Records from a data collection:
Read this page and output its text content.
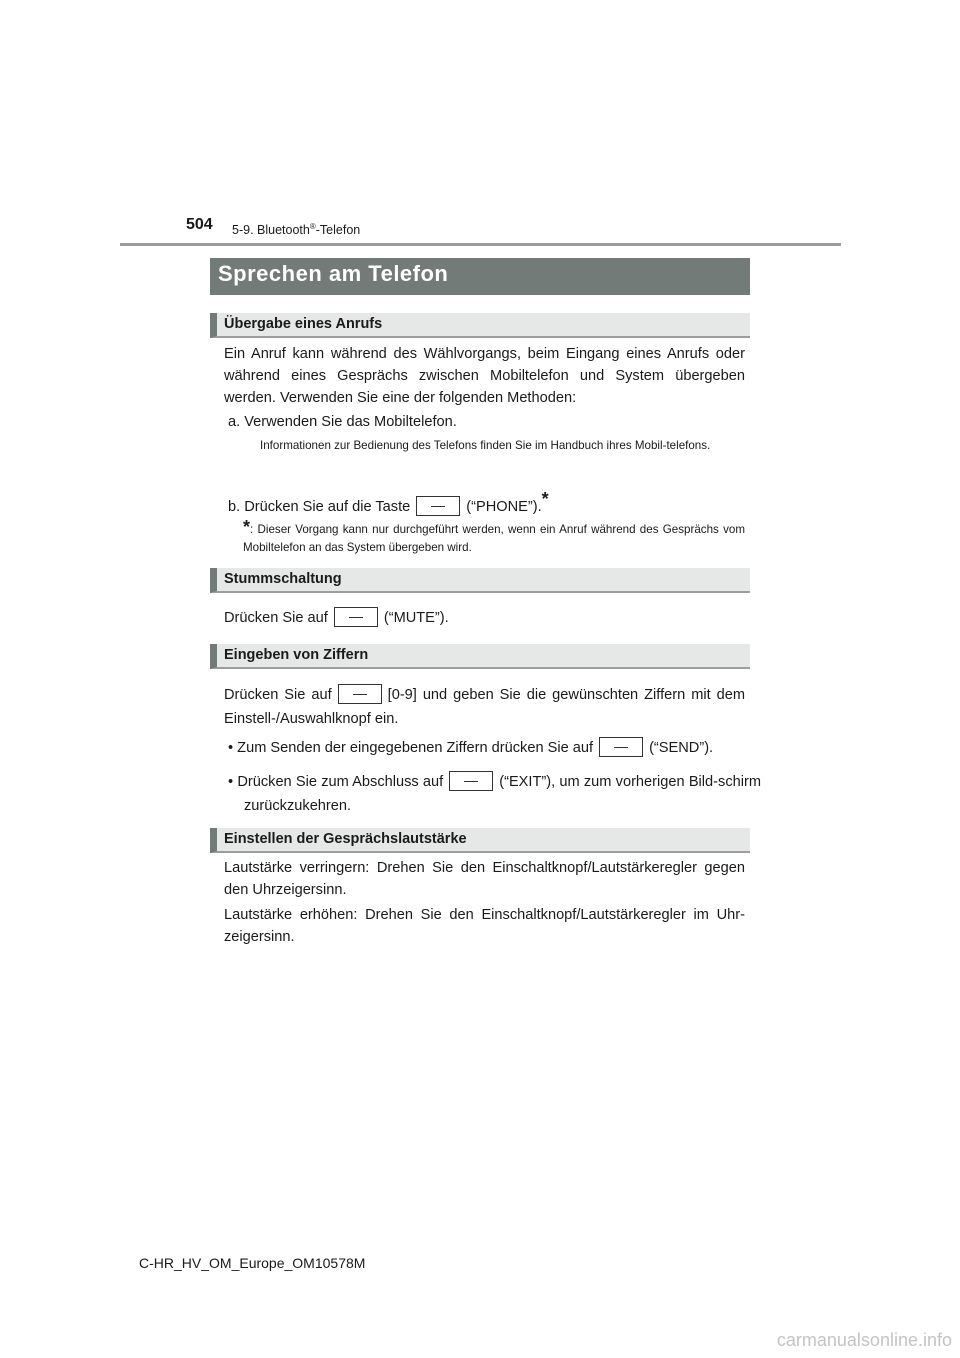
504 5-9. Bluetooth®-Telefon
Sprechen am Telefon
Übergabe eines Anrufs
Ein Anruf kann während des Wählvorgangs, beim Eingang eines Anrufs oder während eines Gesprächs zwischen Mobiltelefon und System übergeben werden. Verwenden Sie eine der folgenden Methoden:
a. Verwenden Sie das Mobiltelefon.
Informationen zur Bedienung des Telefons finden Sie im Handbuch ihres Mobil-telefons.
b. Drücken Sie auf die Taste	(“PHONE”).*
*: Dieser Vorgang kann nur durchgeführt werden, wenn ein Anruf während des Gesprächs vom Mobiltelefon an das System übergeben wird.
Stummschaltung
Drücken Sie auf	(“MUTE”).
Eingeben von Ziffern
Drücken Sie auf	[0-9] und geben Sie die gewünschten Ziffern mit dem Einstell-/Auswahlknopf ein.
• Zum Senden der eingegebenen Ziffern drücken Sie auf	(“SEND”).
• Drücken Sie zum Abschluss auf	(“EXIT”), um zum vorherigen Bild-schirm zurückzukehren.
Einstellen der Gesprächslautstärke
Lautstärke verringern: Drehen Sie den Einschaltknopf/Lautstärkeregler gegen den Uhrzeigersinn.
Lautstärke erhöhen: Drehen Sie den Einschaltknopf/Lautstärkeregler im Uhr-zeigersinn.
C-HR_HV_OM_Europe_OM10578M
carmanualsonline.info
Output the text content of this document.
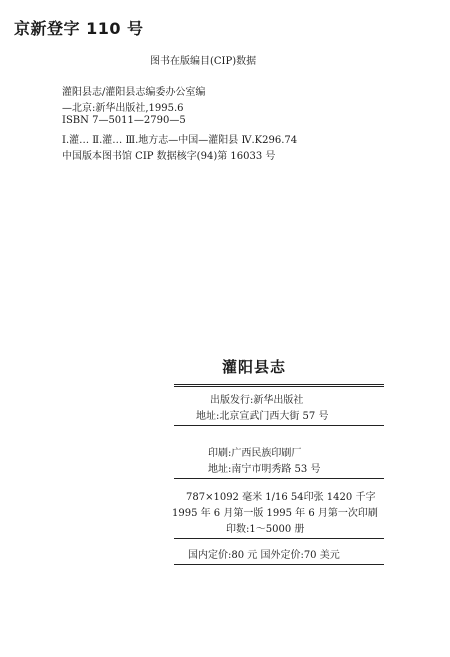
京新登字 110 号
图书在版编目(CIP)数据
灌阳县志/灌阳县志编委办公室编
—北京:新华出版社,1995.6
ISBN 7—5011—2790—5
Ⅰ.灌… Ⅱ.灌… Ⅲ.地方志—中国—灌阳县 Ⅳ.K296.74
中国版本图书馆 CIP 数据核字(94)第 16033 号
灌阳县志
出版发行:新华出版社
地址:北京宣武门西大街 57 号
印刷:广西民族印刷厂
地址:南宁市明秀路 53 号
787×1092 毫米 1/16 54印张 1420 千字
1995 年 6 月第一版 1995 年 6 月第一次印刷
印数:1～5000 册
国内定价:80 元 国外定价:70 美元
* * *
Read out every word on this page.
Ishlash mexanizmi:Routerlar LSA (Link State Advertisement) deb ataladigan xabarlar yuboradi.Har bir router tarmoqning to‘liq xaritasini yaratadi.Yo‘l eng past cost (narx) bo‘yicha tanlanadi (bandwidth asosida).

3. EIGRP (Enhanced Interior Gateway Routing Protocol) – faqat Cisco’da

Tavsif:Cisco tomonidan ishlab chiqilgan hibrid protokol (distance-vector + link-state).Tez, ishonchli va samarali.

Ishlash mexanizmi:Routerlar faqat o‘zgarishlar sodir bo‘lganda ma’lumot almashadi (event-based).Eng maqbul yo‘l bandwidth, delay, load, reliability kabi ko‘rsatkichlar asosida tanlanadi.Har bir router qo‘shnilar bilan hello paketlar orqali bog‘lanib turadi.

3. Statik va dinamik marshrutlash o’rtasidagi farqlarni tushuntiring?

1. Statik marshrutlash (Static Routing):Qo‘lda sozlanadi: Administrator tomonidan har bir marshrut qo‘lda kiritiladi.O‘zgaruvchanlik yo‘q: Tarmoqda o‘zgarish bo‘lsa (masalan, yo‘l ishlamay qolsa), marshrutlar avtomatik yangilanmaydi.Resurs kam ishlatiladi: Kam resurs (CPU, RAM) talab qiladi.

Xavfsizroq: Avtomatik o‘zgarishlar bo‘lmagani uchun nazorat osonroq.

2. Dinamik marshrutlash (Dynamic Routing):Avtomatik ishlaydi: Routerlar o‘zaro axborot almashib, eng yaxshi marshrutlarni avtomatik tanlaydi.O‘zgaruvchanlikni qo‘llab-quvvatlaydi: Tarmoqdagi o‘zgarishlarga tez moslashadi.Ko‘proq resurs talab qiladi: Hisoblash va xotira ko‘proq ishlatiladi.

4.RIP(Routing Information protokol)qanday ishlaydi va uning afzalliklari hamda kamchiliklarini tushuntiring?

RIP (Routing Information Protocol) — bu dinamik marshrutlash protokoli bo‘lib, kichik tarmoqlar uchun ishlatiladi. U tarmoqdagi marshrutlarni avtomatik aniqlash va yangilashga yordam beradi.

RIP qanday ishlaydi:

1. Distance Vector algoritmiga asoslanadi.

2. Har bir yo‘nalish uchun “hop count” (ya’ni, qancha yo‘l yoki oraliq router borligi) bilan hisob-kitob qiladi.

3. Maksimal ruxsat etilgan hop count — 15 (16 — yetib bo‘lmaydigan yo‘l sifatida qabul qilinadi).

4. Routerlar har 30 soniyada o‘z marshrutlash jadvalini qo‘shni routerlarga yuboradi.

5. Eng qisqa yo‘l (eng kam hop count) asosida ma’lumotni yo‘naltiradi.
---
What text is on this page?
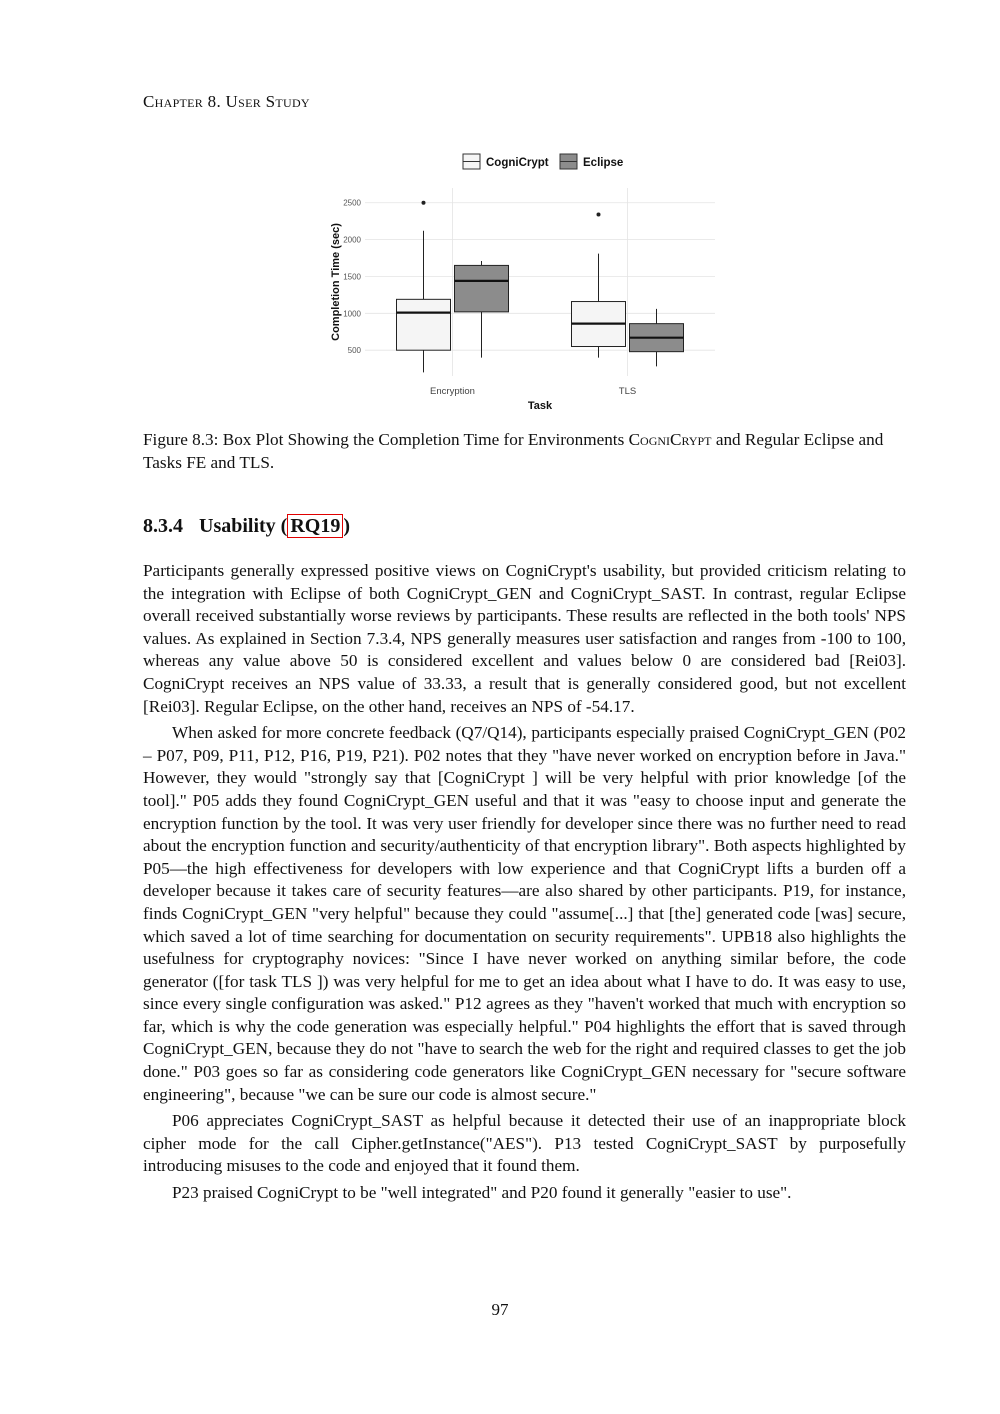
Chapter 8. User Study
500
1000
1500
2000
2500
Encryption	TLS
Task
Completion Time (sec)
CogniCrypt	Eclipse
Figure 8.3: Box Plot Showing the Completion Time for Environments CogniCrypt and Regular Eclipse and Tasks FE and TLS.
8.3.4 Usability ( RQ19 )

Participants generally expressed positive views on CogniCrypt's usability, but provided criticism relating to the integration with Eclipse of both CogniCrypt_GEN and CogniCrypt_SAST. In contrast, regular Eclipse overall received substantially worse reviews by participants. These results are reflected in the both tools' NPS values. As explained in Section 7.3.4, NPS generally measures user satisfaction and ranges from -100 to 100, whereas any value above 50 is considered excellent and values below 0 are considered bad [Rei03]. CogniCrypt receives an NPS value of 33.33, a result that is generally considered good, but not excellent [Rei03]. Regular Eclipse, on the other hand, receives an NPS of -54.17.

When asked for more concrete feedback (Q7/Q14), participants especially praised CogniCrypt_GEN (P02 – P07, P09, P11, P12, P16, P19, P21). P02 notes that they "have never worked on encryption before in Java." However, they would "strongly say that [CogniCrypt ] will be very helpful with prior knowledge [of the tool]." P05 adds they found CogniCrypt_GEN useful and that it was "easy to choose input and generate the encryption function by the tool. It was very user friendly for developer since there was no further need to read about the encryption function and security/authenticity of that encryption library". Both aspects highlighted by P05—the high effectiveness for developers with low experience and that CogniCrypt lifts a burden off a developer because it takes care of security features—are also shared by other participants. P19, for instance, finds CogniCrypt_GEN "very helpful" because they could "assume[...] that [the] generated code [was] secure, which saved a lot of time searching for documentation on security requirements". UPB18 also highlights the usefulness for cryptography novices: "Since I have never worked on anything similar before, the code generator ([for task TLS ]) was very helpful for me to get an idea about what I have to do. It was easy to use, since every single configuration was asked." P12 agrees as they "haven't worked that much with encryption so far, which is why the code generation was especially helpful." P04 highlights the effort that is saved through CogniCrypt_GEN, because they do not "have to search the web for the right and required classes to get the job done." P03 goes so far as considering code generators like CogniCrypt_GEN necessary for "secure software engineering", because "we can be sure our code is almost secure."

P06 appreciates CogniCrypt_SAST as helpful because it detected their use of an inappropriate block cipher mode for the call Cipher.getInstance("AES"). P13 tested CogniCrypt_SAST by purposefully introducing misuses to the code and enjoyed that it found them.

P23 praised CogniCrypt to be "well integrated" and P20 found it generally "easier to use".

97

AIM OF THE EXERCISE: List the lines that contain the word "this".

EXERCISE ANSWER:
Read this page and output its text content.
Output the text content of this document.
Read out every word on this page.
What text is on this page?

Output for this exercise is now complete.